Work required: Each line that holds the word "النشاط" is to be identified and copied.

Exercise material:
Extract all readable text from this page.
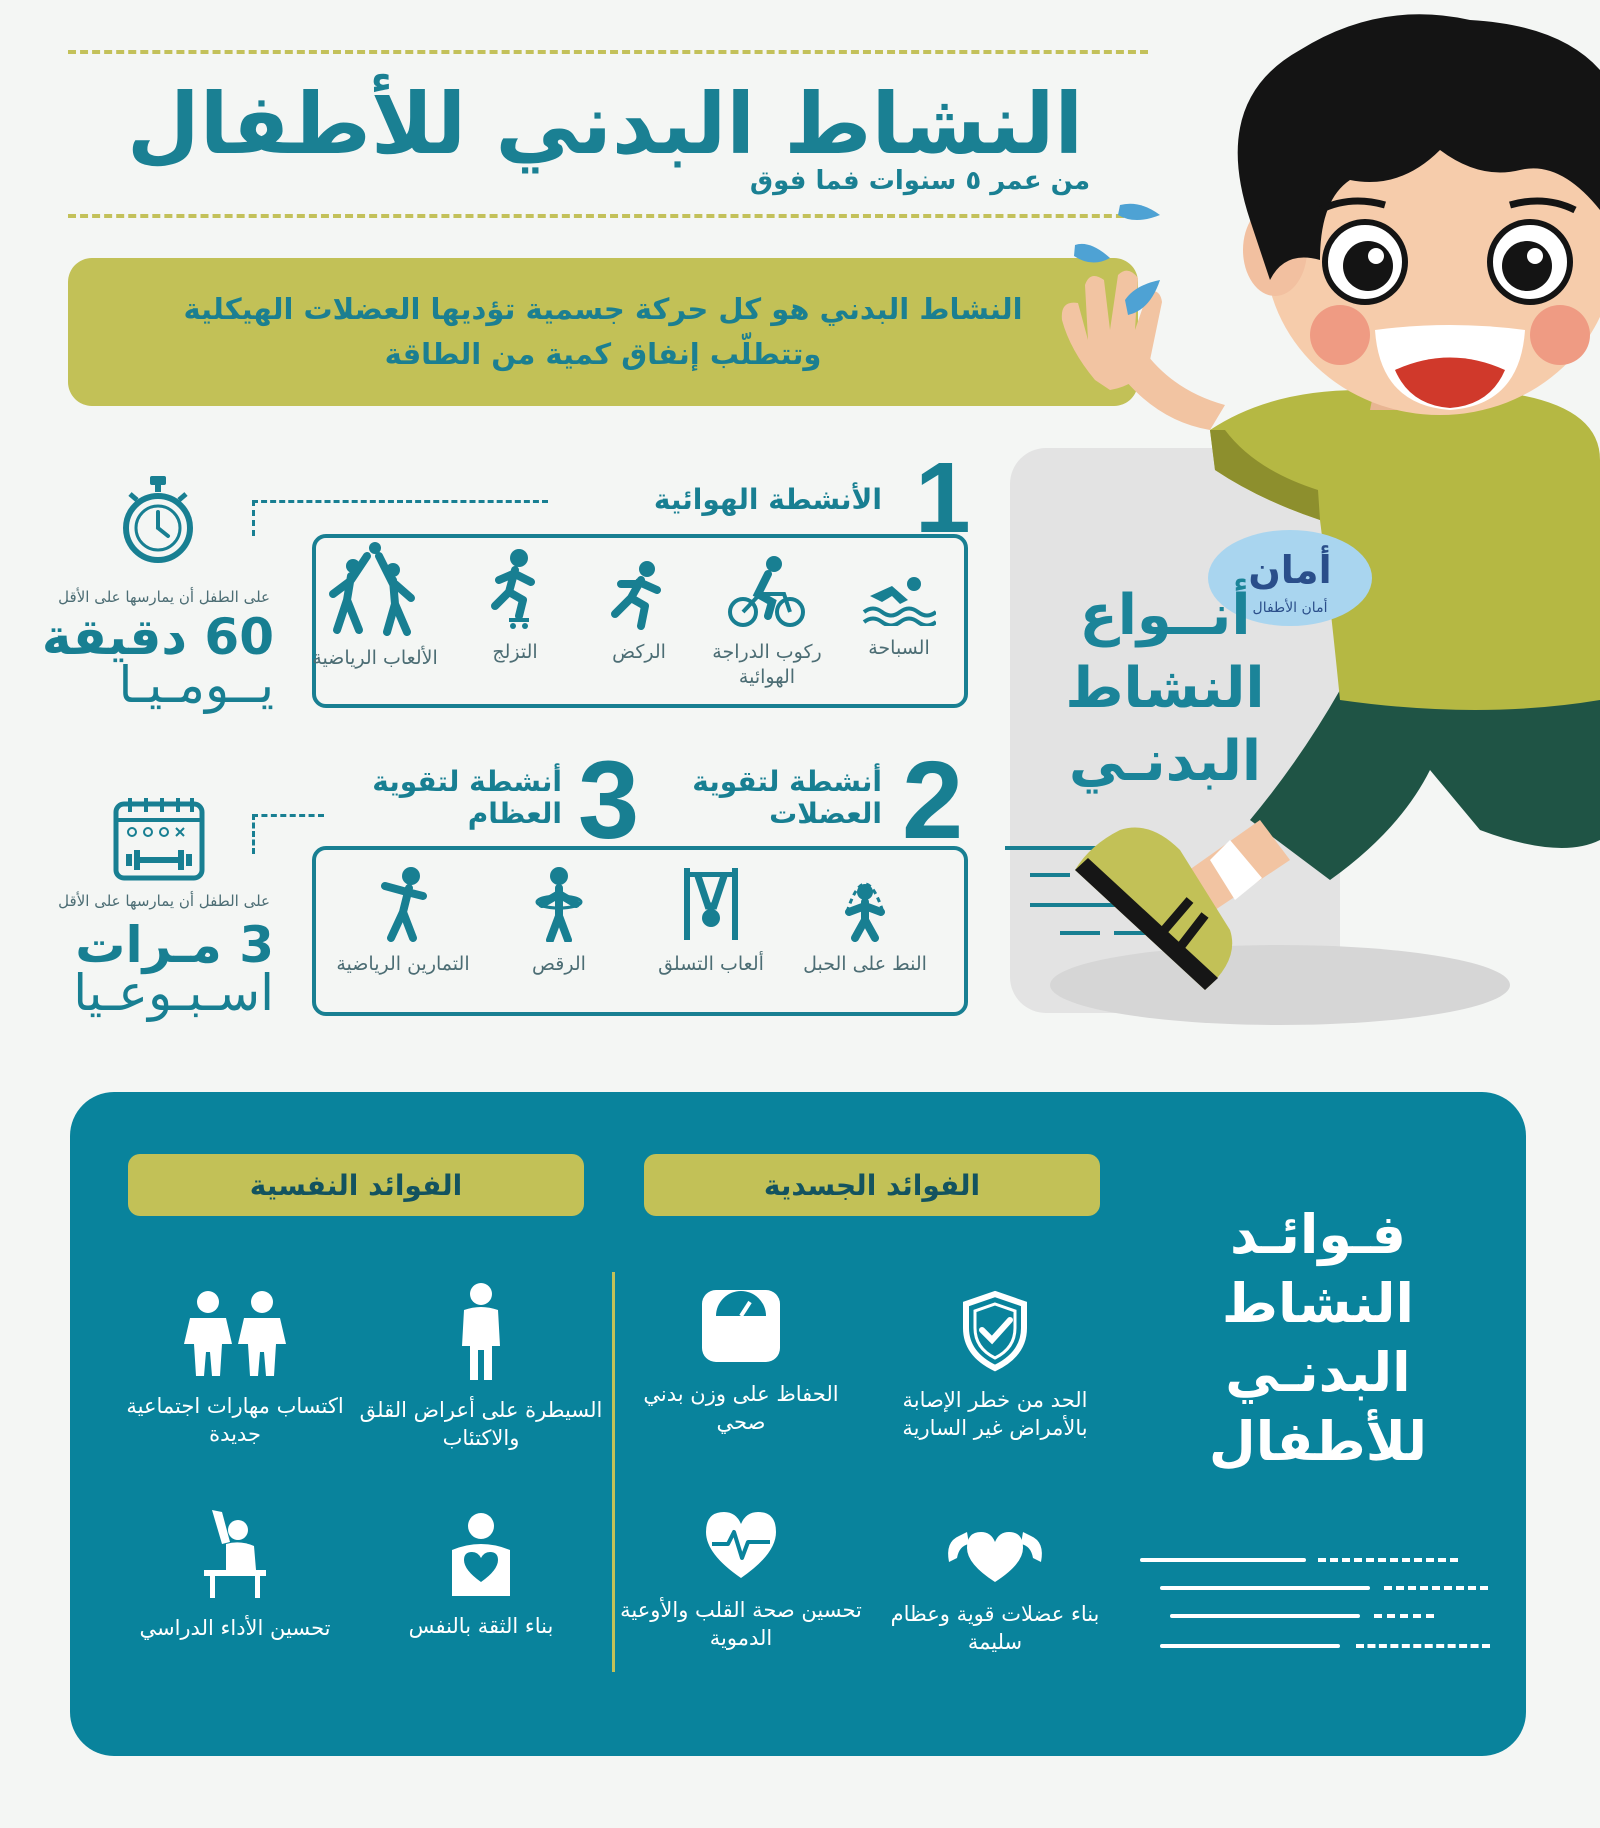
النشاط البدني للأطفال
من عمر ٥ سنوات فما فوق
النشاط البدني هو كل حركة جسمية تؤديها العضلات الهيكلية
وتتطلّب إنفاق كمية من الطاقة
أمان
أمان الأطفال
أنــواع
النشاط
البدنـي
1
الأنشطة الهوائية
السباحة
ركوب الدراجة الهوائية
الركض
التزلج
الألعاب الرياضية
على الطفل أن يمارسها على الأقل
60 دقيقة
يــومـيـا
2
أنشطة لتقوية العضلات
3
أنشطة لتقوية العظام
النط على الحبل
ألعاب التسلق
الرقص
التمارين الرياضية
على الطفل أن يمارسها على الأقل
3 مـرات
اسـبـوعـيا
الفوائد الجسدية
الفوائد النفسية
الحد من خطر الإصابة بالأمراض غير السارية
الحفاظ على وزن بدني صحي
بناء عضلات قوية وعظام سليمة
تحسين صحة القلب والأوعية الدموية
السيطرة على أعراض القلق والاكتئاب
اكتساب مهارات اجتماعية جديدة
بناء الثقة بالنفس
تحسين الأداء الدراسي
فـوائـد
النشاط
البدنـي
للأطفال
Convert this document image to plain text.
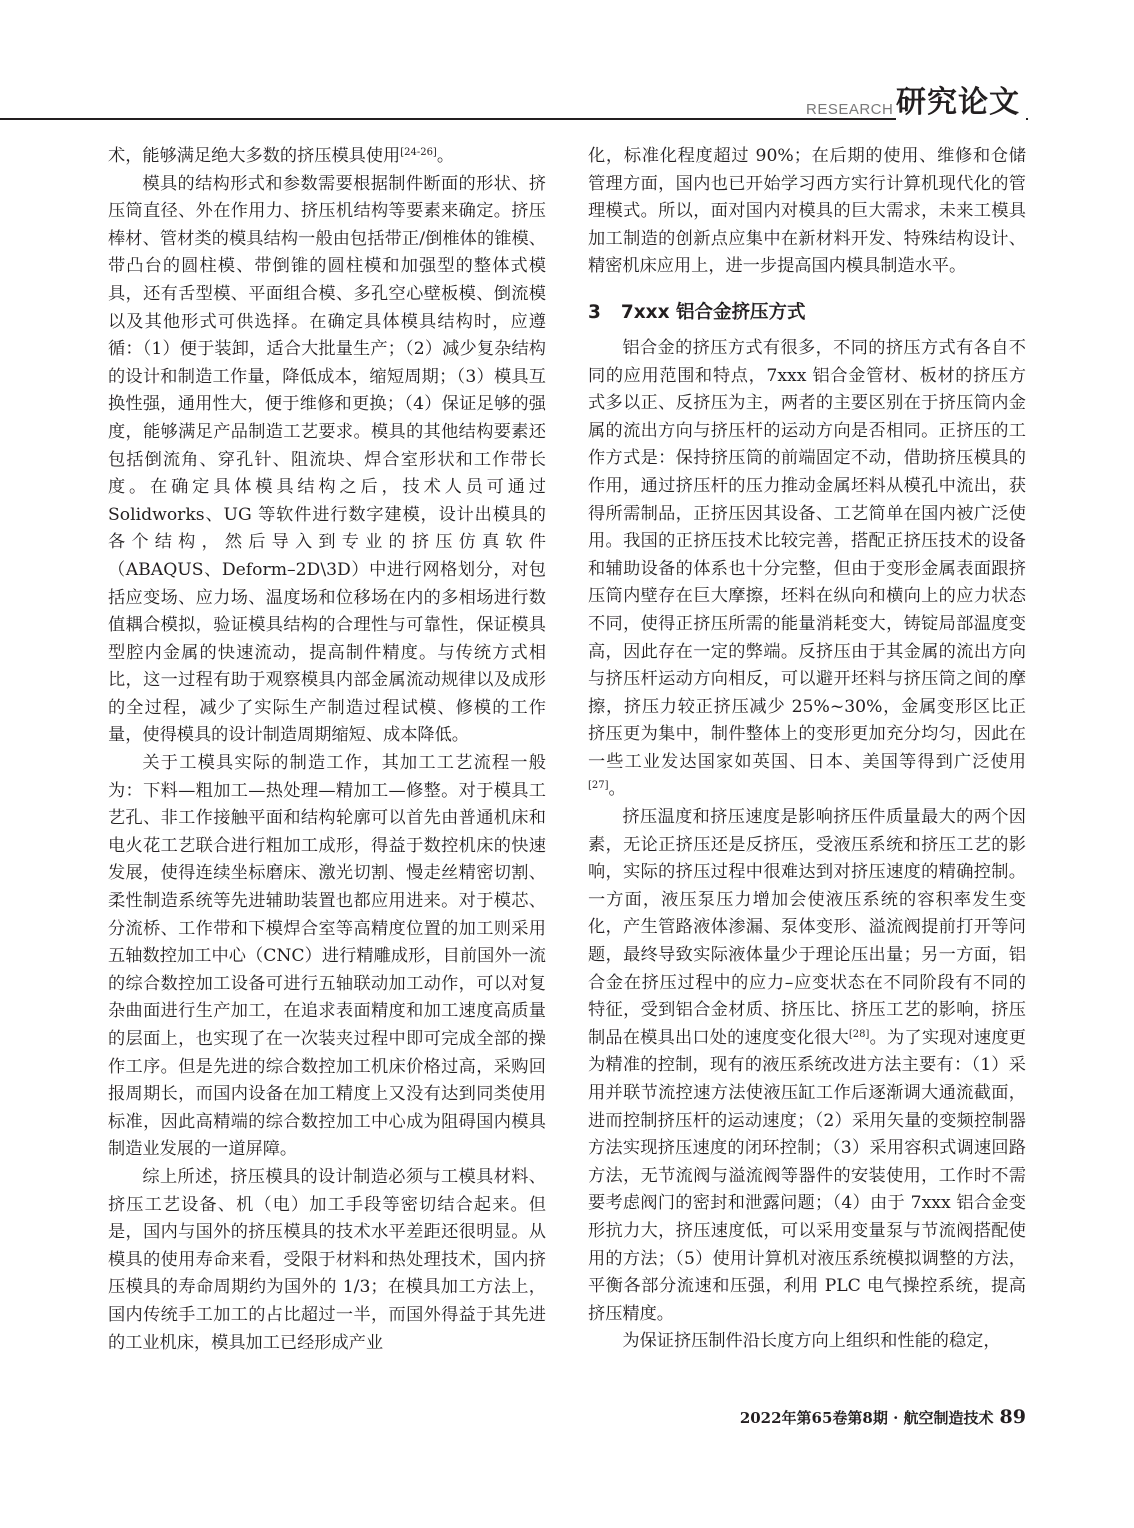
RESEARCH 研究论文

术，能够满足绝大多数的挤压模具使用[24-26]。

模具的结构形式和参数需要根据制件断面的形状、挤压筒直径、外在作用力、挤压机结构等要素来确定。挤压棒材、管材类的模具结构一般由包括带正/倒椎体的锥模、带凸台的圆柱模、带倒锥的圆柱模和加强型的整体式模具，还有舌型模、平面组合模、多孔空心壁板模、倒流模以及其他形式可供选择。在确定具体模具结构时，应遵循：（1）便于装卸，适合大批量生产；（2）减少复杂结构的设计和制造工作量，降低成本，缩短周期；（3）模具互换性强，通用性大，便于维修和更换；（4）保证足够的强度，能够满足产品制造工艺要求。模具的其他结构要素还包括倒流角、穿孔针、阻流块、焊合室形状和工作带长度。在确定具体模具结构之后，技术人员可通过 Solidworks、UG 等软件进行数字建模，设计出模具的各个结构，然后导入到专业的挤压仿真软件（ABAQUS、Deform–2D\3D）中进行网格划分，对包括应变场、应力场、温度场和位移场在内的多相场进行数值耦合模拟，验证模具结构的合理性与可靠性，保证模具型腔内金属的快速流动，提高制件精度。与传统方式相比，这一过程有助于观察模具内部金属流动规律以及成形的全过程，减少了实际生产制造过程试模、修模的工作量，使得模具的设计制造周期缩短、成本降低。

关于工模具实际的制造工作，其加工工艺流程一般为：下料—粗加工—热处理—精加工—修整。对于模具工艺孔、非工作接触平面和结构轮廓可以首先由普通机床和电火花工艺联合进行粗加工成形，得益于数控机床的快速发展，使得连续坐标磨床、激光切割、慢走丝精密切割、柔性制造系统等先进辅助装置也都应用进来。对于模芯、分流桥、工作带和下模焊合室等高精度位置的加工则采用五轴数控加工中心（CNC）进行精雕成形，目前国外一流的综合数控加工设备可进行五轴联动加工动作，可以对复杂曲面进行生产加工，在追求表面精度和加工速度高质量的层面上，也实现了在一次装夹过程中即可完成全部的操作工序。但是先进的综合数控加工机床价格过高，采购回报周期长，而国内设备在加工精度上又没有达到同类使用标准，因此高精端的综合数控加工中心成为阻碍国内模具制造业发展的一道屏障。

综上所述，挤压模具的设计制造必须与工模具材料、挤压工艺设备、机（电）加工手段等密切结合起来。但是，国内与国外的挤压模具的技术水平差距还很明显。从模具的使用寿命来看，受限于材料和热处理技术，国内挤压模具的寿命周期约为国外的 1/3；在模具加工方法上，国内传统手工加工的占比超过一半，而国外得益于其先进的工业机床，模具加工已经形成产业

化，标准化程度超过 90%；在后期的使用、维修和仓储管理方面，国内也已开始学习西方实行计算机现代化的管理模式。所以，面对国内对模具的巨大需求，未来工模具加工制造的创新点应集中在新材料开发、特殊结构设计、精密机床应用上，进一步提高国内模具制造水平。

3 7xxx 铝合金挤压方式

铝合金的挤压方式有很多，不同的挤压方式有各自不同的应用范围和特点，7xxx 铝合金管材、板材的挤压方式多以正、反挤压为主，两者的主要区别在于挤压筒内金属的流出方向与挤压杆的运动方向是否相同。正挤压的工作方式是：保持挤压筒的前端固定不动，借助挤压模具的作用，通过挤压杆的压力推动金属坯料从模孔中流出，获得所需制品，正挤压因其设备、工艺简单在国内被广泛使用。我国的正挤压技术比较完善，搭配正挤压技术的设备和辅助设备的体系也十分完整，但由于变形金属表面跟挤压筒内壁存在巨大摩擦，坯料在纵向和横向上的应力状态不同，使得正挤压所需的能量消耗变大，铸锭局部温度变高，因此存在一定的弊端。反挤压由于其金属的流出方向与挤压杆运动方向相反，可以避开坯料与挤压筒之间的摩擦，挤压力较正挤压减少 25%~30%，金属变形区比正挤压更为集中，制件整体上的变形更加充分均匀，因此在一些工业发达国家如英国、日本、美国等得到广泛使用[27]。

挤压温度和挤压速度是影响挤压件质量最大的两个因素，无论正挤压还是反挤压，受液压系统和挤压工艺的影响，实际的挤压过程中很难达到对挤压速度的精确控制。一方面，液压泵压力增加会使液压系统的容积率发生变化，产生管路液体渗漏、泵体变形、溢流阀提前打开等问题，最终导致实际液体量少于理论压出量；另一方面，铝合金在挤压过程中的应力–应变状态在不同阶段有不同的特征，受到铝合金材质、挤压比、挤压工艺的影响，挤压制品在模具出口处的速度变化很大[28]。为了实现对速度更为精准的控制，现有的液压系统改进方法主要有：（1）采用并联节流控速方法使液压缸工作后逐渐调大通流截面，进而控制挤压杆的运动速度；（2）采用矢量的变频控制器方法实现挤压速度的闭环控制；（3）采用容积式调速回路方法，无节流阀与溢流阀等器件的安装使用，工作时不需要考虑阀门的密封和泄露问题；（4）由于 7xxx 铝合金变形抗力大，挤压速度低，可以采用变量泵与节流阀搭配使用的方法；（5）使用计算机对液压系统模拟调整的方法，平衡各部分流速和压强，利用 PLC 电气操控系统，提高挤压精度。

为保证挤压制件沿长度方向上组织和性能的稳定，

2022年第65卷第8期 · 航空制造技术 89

Response below:
النشاط البدني للأطفال
النشاط البدني هو كل حركة جسمية تؤديها العضلات الهيكلية
النشاط
النشاط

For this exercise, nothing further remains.